> [Problem to solve]:
Tally the lines below that contain "Demo". The number is the whole answer.

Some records
★ ★ ★ ★ ★
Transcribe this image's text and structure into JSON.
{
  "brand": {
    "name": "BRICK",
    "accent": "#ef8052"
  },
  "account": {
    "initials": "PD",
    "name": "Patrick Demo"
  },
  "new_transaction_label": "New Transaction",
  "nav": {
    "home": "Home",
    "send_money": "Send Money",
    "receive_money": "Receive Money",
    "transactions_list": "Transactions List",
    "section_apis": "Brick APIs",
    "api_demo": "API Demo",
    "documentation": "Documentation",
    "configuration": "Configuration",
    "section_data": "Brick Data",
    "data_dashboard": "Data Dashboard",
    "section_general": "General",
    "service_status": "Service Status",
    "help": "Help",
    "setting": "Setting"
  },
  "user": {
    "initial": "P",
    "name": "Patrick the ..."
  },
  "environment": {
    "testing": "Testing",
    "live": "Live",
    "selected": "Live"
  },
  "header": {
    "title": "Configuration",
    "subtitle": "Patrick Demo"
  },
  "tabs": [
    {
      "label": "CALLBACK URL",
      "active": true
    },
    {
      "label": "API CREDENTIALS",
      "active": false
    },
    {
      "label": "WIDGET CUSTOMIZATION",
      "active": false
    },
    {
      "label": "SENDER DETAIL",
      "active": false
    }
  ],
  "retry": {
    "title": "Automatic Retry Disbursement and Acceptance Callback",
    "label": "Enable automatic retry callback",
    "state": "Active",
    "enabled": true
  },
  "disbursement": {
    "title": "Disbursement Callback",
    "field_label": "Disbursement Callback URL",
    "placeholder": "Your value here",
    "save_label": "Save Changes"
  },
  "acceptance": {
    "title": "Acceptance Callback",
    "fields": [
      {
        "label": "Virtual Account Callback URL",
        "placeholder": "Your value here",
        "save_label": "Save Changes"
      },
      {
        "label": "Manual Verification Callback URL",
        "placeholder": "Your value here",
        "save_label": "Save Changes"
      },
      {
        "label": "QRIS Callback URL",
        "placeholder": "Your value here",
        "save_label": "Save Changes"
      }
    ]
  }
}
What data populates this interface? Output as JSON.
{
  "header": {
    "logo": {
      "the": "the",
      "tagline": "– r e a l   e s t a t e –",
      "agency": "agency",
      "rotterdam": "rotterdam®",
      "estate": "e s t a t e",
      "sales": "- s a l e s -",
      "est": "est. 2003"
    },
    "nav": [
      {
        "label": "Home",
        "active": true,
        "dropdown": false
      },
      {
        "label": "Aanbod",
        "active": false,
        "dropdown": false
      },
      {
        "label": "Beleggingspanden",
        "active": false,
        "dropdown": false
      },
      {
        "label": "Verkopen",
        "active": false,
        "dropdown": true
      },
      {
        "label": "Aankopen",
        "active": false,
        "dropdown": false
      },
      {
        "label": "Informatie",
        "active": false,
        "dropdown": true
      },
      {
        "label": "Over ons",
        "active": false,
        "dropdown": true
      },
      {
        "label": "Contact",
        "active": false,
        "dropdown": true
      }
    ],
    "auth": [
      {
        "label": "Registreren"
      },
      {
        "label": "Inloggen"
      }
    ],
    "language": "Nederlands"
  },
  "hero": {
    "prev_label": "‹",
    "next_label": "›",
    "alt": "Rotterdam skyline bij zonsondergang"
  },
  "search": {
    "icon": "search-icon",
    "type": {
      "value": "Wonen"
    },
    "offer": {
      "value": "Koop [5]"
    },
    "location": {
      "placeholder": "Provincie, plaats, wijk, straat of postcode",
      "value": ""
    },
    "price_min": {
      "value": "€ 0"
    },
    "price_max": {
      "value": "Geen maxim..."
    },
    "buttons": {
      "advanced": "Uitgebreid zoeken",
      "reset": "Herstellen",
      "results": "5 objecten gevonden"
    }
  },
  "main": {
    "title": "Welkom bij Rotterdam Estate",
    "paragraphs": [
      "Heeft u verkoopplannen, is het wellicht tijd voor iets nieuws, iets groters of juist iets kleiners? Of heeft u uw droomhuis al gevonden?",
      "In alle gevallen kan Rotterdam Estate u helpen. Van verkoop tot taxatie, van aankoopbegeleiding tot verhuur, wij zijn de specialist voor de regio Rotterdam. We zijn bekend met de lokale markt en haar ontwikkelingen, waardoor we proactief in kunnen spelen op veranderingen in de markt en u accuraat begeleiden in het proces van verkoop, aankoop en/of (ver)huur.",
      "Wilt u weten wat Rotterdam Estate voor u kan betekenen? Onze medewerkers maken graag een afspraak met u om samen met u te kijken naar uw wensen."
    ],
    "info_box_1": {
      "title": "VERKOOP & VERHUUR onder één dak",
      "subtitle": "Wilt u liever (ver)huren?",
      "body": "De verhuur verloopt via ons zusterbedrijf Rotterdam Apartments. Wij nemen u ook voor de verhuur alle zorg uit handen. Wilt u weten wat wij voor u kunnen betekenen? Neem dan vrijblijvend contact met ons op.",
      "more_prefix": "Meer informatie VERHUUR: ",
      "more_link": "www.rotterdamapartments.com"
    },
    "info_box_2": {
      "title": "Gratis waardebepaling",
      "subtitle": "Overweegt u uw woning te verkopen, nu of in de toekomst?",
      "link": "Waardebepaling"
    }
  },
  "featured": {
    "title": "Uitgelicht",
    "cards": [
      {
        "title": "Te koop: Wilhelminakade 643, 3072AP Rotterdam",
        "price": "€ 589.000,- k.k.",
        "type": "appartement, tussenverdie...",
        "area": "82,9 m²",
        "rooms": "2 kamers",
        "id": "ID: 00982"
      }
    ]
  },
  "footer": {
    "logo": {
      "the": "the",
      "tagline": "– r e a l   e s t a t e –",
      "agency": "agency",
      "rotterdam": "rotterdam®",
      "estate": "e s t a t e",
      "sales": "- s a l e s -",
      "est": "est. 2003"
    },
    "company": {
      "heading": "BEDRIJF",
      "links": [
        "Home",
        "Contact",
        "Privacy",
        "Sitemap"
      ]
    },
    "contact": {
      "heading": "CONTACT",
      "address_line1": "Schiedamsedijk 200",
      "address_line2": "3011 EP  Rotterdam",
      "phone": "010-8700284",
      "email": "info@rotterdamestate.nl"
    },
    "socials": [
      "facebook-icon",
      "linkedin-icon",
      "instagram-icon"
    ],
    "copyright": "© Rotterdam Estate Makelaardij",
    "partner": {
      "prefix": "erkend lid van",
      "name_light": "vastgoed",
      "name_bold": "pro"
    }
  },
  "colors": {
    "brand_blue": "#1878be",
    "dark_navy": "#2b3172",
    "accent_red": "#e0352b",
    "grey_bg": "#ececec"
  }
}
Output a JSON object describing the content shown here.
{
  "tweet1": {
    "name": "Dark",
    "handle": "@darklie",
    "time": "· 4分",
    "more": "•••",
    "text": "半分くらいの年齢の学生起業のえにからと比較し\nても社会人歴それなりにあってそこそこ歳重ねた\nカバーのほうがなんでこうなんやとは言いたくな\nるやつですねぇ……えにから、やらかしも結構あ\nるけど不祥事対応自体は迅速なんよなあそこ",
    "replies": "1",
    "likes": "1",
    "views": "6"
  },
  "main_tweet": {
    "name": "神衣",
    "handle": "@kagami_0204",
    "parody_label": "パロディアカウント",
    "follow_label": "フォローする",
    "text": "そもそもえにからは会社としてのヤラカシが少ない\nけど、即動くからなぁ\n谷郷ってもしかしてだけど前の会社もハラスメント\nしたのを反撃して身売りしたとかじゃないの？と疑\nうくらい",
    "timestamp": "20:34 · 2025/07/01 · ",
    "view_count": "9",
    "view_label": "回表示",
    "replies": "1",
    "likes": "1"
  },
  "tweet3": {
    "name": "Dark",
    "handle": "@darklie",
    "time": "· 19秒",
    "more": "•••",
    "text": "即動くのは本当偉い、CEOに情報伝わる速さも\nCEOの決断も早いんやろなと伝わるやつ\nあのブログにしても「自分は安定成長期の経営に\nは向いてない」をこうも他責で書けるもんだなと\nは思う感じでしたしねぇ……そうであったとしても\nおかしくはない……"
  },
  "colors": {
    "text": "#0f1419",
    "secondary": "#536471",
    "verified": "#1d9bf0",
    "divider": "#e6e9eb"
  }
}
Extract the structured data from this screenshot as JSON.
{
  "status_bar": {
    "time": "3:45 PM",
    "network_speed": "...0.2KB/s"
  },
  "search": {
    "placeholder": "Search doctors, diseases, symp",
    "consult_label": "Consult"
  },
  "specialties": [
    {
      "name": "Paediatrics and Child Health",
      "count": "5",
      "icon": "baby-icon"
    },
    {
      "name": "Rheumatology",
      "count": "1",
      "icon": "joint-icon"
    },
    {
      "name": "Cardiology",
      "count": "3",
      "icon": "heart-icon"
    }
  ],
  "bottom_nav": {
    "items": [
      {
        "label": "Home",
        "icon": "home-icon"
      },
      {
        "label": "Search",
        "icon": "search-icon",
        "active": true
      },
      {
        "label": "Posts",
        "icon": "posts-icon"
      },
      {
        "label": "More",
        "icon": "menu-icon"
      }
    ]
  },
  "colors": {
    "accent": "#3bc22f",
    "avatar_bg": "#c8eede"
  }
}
★ ★ ★ ★ ★
> [Completed exercise]:
3